Extracted records:
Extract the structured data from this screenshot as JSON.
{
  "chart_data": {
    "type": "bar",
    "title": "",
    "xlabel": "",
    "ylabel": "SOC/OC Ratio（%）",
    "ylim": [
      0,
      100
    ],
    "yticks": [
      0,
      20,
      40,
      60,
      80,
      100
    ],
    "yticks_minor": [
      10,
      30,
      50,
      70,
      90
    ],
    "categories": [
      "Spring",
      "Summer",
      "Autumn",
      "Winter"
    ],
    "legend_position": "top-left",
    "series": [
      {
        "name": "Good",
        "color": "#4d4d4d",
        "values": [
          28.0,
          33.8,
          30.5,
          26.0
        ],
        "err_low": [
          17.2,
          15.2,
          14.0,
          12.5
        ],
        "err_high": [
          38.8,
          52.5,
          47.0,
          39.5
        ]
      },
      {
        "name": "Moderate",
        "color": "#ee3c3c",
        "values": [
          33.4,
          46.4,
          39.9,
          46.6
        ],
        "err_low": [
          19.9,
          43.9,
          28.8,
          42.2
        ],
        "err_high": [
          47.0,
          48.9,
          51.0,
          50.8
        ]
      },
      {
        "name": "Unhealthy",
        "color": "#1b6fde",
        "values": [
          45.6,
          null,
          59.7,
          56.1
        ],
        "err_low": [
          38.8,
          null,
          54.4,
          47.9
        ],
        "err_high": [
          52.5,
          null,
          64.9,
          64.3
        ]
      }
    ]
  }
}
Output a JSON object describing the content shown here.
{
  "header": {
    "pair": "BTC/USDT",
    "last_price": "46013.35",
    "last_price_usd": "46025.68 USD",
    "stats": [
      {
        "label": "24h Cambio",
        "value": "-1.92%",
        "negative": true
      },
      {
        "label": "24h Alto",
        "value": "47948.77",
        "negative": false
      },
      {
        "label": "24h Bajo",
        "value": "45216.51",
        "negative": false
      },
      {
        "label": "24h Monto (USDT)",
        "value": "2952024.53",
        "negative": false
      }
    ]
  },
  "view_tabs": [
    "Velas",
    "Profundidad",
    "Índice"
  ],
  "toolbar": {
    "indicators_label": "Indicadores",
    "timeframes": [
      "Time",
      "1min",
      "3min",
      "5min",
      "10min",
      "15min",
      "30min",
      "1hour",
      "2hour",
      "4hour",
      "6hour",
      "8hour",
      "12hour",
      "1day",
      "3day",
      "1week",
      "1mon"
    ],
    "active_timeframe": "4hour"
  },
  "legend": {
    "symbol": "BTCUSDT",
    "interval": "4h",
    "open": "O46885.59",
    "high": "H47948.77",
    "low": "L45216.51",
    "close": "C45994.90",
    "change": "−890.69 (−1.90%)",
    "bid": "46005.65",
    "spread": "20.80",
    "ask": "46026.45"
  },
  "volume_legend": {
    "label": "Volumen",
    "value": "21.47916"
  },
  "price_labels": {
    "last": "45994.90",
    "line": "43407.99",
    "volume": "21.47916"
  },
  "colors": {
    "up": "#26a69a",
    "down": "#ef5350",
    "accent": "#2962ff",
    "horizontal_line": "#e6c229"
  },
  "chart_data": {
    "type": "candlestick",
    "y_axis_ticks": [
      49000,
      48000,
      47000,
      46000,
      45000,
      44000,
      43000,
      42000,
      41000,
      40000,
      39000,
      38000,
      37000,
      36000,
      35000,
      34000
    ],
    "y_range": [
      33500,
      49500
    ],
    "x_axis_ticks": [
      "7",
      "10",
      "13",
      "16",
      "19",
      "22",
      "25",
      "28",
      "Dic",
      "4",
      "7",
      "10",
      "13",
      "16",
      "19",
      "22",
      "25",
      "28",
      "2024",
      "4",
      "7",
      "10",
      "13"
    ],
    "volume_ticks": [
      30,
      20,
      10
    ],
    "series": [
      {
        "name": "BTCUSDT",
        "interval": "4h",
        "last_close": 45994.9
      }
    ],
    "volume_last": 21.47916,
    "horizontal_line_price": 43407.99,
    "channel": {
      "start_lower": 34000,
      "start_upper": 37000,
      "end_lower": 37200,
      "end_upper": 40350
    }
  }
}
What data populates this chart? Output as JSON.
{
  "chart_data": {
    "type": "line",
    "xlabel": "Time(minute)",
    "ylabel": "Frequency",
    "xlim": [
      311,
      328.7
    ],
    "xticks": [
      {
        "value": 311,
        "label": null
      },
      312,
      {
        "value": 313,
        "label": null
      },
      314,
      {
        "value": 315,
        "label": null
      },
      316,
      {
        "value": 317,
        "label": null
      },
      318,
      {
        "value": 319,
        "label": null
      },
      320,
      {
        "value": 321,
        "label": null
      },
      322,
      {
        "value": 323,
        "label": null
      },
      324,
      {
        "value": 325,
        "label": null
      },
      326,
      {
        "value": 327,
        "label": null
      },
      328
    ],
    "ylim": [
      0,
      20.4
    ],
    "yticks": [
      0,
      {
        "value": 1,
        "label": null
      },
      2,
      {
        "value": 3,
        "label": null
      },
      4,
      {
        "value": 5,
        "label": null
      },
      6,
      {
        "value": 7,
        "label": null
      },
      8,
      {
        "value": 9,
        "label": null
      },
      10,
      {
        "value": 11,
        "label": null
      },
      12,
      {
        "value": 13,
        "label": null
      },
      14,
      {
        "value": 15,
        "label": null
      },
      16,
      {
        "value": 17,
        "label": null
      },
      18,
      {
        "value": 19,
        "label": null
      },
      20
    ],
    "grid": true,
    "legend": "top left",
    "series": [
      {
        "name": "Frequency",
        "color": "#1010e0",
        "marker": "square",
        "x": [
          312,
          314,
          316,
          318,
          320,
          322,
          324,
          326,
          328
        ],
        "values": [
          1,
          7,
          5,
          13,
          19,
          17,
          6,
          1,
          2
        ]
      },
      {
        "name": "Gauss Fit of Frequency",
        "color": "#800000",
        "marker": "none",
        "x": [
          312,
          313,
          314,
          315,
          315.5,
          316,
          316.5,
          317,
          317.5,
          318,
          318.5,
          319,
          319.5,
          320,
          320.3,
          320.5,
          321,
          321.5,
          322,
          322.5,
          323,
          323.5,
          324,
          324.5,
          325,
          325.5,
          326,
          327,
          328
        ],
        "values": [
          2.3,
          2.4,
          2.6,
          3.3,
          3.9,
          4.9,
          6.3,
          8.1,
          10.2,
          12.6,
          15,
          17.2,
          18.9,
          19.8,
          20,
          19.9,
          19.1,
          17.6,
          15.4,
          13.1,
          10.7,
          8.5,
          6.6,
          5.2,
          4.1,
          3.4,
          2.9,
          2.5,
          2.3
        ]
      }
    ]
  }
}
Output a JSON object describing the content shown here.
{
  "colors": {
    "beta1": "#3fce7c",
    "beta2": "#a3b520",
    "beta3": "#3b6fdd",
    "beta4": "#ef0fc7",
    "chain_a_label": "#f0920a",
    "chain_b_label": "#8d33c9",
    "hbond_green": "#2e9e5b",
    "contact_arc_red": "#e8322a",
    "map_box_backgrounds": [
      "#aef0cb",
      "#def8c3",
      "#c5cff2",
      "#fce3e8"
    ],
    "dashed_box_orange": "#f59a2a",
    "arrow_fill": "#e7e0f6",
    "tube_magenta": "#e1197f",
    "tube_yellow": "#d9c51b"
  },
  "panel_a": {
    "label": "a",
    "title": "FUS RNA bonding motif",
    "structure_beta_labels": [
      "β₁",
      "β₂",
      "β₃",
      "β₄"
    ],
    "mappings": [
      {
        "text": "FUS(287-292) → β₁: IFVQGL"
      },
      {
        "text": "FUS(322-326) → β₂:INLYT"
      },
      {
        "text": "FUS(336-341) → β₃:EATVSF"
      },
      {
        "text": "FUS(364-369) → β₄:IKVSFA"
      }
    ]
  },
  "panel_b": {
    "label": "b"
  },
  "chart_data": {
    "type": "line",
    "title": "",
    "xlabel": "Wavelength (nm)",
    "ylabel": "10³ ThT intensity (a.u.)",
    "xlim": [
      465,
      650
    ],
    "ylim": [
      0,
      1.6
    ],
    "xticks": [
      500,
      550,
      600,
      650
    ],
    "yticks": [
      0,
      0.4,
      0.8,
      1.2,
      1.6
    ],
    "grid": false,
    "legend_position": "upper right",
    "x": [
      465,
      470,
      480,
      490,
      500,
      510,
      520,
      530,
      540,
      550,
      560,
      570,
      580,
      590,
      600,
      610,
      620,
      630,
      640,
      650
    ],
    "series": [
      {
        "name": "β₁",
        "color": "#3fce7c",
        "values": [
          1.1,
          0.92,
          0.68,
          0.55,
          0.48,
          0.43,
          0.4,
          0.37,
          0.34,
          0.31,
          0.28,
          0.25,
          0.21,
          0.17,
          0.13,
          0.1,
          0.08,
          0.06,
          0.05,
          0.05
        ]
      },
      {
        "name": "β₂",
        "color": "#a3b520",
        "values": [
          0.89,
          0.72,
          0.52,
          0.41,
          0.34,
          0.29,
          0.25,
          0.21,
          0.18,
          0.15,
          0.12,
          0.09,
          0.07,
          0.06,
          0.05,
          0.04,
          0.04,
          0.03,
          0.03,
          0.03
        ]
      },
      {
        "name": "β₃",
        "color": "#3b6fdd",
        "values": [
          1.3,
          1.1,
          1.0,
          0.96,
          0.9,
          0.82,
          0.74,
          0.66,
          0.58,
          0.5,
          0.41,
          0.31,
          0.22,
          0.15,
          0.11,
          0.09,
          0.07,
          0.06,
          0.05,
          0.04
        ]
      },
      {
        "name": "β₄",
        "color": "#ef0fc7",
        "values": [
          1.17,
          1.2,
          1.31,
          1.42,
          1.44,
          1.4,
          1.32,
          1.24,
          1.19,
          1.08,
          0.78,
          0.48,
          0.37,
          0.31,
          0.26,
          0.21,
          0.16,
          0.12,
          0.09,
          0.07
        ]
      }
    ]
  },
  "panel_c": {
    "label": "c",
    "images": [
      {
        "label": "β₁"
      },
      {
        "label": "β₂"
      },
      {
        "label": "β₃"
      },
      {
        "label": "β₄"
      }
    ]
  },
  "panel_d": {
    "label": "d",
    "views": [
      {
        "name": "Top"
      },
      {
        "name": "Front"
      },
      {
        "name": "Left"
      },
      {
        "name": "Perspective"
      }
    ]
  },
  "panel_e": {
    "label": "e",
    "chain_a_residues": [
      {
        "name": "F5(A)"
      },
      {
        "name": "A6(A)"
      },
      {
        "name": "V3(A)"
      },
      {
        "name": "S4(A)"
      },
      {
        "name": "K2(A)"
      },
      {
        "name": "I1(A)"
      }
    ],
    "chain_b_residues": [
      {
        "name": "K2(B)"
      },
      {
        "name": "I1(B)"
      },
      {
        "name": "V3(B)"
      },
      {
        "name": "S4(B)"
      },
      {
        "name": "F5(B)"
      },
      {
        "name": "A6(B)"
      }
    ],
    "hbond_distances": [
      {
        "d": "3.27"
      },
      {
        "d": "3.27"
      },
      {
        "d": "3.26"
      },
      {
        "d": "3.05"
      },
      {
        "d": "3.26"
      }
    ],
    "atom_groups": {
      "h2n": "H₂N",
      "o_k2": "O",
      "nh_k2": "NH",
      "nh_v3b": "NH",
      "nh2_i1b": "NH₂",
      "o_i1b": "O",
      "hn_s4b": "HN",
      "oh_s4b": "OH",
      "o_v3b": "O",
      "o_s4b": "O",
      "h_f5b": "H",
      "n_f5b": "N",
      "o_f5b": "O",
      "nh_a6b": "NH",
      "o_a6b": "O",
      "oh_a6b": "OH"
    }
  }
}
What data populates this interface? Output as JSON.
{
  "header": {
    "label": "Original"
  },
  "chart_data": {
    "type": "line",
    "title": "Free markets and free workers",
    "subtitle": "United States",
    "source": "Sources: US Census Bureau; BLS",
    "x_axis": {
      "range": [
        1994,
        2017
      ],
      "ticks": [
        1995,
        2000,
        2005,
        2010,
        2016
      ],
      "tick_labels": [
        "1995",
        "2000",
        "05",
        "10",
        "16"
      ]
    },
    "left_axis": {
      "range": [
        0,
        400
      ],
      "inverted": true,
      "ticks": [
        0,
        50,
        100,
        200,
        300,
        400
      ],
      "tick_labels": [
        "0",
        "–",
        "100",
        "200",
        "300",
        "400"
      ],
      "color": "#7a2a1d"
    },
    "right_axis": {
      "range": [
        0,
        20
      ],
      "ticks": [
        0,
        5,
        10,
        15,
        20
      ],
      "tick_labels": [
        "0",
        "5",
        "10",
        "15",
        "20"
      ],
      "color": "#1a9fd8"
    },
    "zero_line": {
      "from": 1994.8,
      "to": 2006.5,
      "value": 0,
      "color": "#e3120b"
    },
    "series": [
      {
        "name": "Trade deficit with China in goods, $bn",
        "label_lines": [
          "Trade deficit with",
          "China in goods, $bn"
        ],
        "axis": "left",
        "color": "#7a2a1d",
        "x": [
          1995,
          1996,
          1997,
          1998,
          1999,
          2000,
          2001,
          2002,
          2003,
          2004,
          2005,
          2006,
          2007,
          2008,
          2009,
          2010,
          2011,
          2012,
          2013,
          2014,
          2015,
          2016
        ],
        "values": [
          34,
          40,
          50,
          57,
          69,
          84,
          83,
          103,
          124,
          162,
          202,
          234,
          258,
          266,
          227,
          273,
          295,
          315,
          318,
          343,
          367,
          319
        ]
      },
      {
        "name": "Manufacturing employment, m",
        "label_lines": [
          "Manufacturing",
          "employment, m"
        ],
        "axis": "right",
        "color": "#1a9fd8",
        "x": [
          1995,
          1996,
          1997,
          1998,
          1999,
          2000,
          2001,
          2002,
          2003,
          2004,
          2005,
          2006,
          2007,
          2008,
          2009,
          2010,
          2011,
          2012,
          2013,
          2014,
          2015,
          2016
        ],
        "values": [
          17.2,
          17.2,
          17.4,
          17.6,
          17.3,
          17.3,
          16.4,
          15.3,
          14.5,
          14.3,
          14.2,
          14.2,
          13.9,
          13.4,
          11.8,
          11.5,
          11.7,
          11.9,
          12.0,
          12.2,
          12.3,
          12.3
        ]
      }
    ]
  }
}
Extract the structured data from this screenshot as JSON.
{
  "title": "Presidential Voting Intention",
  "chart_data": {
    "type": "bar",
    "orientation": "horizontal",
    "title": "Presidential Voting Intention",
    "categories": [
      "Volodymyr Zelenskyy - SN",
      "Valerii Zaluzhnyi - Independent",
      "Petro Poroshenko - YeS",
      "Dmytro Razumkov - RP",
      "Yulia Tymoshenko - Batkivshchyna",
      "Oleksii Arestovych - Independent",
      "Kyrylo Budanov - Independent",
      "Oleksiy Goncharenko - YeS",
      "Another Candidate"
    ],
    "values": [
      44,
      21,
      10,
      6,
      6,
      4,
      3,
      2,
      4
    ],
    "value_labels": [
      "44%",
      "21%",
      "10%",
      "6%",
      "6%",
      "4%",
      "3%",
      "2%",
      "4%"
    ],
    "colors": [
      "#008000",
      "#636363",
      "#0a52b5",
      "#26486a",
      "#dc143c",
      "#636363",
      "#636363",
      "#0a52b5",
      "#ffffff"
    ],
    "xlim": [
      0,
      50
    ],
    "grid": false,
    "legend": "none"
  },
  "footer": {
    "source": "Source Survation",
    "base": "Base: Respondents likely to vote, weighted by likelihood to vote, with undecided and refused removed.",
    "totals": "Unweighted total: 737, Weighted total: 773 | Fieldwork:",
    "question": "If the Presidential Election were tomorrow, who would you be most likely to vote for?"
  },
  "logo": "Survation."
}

Stated exercise:
Report all lines of the data that include the word "Presidential".

Finished exercise:
  "title": "Presidential Voting Intention",
    "title": "Presidential Voting Intention",
    "question": "If the Presidential Election were tomorrow, who would you be most likely to vote for?"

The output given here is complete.